## Provided data
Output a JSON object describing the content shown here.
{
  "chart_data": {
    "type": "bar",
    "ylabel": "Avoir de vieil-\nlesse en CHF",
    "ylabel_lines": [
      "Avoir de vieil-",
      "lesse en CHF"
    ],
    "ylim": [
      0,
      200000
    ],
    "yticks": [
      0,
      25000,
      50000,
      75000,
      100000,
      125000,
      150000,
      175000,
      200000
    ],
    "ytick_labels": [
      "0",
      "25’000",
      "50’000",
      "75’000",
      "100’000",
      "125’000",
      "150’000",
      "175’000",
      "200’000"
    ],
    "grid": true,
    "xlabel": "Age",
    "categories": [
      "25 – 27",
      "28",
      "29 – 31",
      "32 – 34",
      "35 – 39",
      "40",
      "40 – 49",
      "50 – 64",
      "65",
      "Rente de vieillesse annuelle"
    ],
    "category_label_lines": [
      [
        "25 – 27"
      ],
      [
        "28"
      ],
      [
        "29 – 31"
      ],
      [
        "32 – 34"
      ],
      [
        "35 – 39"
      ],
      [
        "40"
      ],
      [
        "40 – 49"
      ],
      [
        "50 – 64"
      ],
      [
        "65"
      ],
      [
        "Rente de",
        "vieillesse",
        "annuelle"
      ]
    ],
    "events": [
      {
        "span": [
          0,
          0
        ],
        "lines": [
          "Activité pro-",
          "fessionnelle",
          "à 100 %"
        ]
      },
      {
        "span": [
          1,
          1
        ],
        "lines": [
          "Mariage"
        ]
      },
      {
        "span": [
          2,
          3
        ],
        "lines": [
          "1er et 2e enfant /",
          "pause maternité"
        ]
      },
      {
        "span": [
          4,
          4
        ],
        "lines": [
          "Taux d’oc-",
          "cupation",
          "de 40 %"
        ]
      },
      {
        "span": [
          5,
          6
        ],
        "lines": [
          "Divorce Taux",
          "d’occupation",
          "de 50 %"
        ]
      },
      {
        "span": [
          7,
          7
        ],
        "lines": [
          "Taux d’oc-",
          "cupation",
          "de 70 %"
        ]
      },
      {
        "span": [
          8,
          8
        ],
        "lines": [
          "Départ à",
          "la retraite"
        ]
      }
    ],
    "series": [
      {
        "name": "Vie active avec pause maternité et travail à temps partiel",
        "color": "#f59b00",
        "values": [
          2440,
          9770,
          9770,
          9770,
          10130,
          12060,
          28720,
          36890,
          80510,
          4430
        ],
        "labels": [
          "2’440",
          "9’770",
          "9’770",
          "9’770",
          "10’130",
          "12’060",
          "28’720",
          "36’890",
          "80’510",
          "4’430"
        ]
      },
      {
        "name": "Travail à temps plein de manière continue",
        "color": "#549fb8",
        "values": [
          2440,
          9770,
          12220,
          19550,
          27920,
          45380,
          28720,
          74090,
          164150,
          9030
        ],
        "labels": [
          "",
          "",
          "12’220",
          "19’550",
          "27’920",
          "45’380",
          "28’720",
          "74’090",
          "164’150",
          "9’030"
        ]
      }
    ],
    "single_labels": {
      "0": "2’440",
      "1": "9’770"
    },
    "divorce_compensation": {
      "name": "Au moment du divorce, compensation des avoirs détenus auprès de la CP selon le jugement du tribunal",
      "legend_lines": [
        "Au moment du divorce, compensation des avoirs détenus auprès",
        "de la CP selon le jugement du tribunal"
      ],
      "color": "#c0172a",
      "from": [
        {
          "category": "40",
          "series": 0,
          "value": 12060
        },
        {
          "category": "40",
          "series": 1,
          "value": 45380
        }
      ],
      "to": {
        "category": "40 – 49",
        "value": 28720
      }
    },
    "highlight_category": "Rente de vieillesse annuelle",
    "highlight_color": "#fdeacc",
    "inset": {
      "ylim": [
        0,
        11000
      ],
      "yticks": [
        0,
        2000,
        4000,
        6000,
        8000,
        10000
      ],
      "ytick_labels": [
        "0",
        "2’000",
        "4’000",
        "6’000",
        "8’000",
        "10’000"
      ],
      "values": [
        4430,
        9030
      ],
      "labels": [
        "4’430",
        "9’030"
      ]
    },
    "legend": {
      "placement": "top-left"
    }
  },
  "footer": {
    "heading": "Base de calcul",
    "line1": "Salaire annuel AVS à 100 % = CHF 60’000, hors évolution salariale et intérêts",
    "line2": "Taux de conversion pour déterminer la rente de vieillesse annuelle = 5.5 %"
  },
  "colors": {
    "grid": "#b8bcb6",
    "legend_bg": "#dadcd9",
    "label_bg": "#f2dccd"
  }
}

## Your task
The entries above must be returned exactly.

## Task response
Output a JSON object describing the content shown here.
{
  "chart_data": {
    "type": "bar",
    "ylabel": "Avoir de vieil-\nlesse en CHF",
    "ylabel_lines": [
      "Avoir de vieil-",
      "lesse en CHF"
    ],
    "ylim": [
      0,
      200000
    ],
    "yticks": [
      0,
      25000,
      50000,
      75000,
      100000,
      125000,
      150000,
      175000,
      200000
    ],
    "ytick_labels": [
      "0",
      "25’000",
      "50’000",
      "75’000",
      "100’000",
      "125’000",
      "150’000",
      "175’000",
      "200’000"
    ],
    "grid": true,
    "xlabel": "Age",
    "categories": [
      "25 – 27",
      "28",
      "29 – 31",
      "32 – 34",
      "35 – 39",
      "40",
      "40 – 49",
      "50 – 64",
      "65",
      "Rente de vieillesse annuelle"
    ],
    "category_label_lines": [
      [
        "25 – 27"
      ],
      [
        "28"
      ],
      [
        "29 – 31"
      ],
      [
        "32 – 34"
      ],
      [
        "35 – 39"
      ],
      [
        "40"
      ],
      [
        "40 – 49"
      ],
      [
        "50 – 64"
      ],
      [
        "65"
      ],
      [
        "Rente de",
        "vieillesse",
        "annuelle"
      ]
    ],
    "events": [
      {
        "span": [
          0,
          0
        ],
        "lines": [
          "Activité pro-",
          "fessionnelle",
          "à 100 %"
        ]
      },
      {
        "span": [
          1,
          1
        ],
        "lines": [
          "Mariage"
        ]
      },
      {
        "span": [
          2,
          3
        ],
        "lines": [
          "1er et 2e enfant /",
          "pause maternité"
        ]
      },
      {
        "span": [
          4,
          4
        ],
        "lines": [
          "Taux d’oc-",
          "cupation",
          "de 40 %"
        ]
      },
      {
        "span": [
          5,
          6
        ],
        "lines": [
          "Divorce Taux",
          "d’occupation",
          "de 50 %"
        ]
      },
      {
        "span": [
          7,
          7
        ],
        "lines": [
          "Taux d’oc-",
          "cupation",
          "de 70 %"
        ]
      },
      {
        "span": [
          8,
          8
        ],
        "lines": [
          "Départ à",
          "la retraite"
        ]
      }
    ],
    "series": [
      {
        "name": "Vie active avec pause maternité et travail à temps partiel",
        "color": "#f59b00",
        "values": [
          2440,
          9770,
          9770,
          9770,
          10130,
          12060,
          28720,
          36890,
          80510,
          4430
        ],
        "labels": [
          "2’440",
          "9’770",
          "9’770",
          "9’770",
          "10’130",
          "12’060",
          "28’720",
          "36’890",
          "80’510",
          "4’430"
        ]
      },
      {
        "name": "Travail à temps plein de manière continue",
        "color": "#549fb8",
        "values": [
          2440,
          9770,
          12220,
          19550,
          27920,
          45380,
          28720,
          74090,
          164150,
          9030
        ],
        "labels": [
          "",
          "",
          "12’220",
          "19’550",
          "27’920",
          "45’380",
          "28’720",
          "74’090",
          "164’150",
          "9’030"
        ]
      }
    ],
    "single_labels": {
      "0": "2’440",
      "1": "9’770"
    },
    "divorce_compensation": {
      "name": "Au moment du divorce, compensation des avoirs détenus auprès de la CP selon le jugement du tribunal",
      "legend_lines": [
        "Au moment du divorce, compensation des avoirs détenus auprès",
        "de la CP selon le jugement du tribunal"
      ],
      "color": "#c0172a",
      "from": [
        {
          "category": "40",
          "series": 0,
          "value": 12060
        },
        {
          "category": "40",
          "series": 1,
          "value": 45380
        }
      ],
      "to": {
        "category": "40 – 49",
        "value": 28720
      }
    },
    "highlight_category": "Rente de vieillesse annuelle",
    "highlight_color": "#fdeacc",
    "inset": {
      "ylim": [
        0,
        11000
      ],
      "yticks": [
        0,
        2000,
        4000,
        6000,
        8000,
        10000
      ],
      "ytick_labels": [
        "0",
        "2’000",
        "4’000",
        "6’000",
        "8’000",
        "10’000"
      ],
      "values": [
        4430,
        9030
      ],
      "labels": [
        "4’430",
        "9’030"
      ]
    },
    "legend": {
      "placement": "top-left"
    }
  },
  "footer": {
    "heading": "Base de calcul",
    "line1": "Salaire annuel AVS à 100 % = CHF 60’000, hors évolution salariale et intérêts",
    "line2": "Taux de conversion pour déterminer la rente de vieillesse annuelle = 5.5 %"
  },
  "colors": {
    "grid": "#b8bcb6",
    "legend_bg": "#dadcd9",
    "label_bg": "#f2dccd"
  }
}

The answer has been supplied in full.